(Records from a collection)
>> Start
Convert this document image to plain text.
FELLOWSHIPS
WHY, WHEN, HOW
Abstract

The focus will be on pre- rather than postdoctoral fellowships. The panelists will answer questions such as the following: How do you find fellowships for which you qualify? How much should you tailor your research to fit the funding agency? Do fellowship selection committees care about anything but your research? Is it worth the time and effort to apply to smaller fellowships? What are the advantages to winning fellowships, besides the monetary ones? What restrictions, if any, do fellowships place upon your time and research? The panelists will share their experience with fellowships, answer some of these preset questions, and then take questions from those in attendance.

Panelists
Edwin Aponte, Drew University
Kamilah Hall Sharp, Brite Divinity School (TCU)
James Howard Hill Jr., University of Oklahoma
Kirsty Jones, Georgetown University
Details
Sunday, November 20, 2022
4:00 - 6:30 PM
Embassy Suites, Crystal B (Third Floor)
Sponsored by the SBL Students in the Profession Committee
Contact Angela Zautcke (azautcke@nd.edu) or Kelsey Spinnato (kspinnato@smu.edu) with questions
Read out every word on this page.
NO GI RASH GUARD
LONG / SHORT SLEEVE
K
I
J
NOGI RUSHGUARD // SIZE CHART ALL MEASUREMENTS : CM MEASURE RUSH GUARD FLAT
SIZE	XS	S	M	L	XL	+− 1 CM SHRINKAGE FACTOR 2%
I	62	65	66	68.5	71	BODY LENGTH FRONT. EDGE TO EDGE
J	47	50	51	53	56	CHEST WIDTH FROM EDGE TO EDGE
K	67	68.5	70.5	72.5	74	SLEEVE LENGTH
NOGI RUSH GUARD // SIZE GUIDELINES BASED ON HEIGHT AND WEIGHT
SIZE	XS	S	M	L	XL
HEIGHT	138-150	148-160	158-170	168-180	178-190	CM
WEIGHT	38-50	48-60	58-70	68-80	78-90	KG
>> End
> TASK INSTRUCTIONS:
Using the listing, copy every line where the word "RUSH" shows up.

> RESPONSE TO THE EXERCISE:
NOGI RUSHGUARD // SIZE CHART ALL MEASUREMENTS : CM MEASURE RUSH GUARD FLAT
NOGI RUSH GUARD // SIZE GUIDELINES BASED ON HEIGHT AND WEIGHT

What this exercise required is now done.